- [TO DO]
Identify each line holding the string "가구현황" and copy it.

- [DATASET EXTRACT]
□ □ □ □

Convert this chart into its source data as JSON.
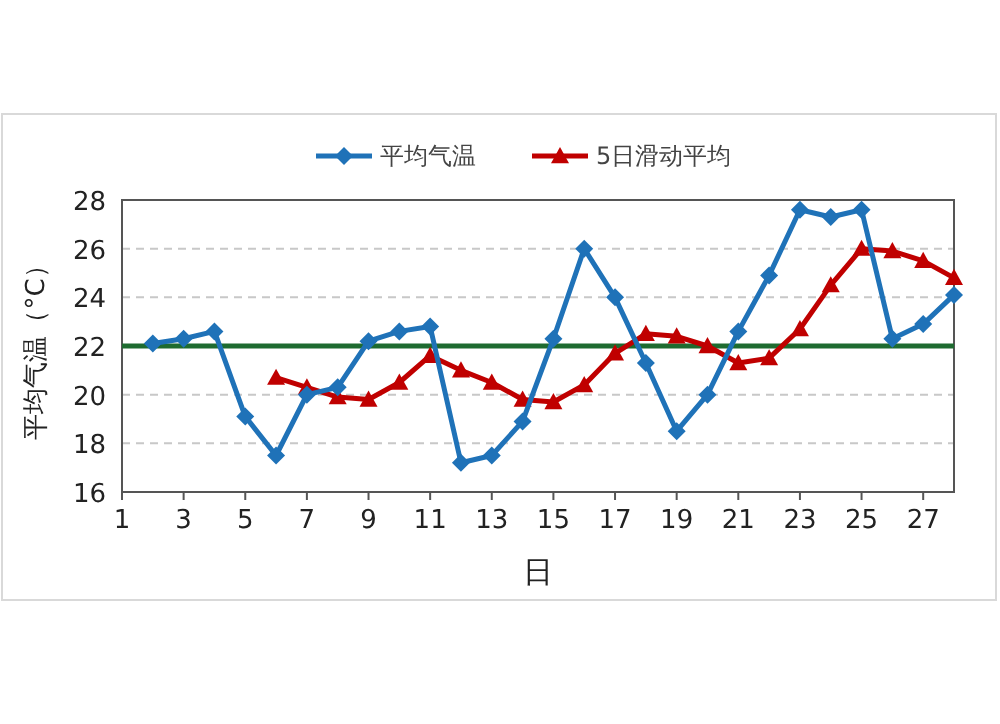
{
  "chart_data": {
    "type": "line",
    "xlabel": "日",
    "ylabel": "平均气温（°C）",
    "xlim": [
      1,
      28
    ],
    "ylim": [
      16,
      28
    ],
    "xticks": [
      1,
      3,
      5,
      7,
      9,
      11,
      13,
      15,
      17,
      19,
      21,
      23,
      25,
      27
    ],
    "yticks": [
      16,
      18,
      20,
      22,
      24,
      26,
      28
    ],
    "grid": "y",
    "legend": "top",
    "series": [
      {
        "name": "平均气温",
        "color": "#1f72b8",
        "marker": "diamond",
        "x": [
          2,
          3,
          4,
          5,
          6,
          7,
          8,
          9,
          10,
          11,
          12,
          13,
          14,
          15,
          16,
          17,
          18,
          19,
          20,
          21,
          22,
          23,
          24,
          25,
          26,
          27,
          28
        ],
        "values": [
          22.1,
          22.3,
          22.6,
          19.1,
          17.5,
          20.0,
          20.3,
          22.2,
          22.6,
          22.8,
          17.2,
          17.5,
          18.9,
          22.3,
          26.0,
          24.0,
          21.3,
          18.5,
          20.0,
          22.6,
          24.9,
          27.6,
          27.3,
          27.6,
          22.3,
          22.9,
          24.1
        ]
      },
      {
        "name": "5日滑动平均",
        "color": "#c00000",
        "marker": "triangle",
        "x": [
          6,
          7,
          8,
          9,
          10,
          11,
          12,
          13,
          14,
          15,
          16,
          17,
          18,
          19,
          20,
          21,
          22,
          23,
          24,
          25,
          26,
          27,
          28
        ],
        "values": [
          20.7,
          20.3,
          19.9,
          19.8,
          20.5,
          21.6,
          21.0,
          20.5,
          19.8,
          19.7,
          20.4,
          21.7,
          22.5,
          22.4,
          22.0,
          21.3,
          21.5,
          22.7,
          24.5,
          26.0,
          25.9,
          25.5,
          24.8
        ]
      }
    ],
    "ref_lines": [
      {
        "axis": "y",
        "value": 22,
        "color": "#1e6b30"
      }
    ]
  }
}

□ □ □ □

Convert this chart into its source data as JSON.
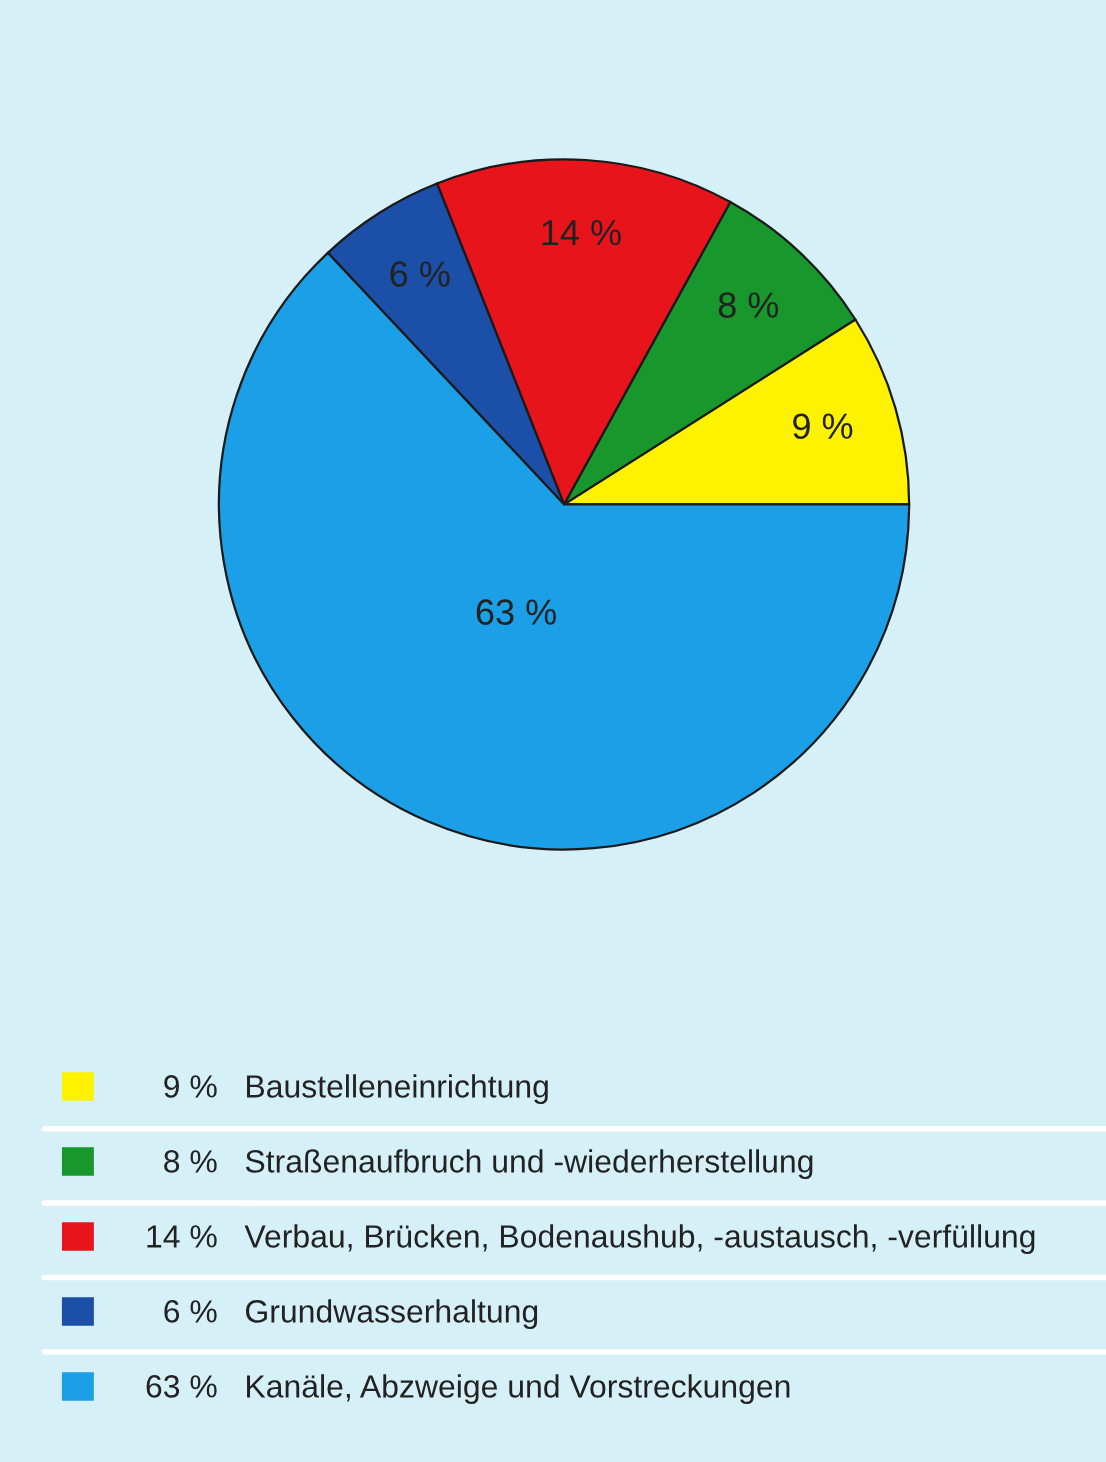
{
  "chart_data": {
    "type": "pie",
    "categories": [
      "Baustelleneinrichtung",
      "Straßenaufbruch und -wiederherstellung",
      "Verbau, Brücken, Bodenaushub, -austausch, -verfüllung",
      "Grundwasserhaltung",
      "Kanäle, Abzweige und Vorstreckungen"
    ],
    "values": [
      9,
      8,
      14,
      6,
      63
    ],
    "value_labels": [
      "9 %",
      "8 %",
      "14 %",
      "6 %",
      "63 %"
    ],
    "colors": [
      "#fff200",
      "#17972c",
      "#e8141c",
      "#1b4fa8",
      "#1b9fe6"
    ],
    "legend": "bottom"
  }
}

□ □ □ □

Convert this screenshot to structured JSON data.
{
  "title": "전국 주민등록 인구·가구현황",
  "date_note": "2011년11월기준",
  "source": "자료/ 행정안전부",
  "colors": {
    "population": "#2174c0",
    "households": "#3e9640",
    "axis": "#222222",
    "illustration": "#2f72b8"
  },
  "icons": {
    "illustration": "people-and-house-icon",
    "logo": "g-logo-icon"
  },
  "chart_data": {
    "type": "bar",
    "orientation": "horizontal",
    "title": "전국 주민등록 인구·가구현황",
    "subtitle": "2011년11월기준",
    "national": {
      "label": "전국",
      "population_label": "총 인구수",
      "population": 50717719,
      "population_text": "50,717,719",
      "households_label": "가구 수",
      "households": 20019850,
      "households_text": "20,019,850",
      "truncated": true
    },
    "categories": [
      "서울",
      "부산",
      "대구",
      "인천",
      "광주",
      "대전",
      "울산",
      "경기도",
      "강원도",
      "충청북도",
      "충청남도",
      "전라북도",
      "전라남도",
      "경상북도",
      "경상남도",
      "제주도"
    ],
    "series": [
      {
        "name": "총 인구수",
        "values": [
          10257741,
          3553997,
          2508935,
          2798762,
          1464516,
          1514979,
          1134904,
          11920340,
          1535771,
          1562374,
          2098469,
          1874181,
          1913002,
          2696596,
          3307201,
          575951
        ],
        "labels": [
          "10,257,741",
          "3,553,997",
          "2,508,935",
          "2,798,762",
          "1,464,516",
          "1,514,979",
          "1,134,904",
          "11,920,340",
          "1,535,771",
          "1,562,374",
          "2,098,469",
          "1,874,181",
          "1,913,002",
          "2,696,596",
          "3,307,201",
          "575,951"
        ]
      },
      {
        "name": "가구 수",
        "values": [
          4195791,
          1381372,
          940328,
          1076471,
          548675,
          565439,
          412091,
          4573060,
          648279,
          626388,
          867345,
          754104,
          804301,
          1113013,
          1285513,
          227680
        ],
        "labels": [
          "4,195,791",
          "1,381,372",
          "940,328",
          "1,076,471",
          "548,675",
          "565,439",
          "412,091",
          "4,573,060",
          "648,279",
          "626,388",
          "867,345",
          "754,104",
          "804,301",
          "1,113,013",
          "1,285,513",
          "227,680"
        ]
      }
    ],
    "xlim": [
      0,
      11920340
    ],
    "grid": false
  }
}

□ □ □ □

- [SOLUTION]
  "title": "전국 주민등록 인구·가구현황",
    "title": "전국 주민등록 인구·가구현황",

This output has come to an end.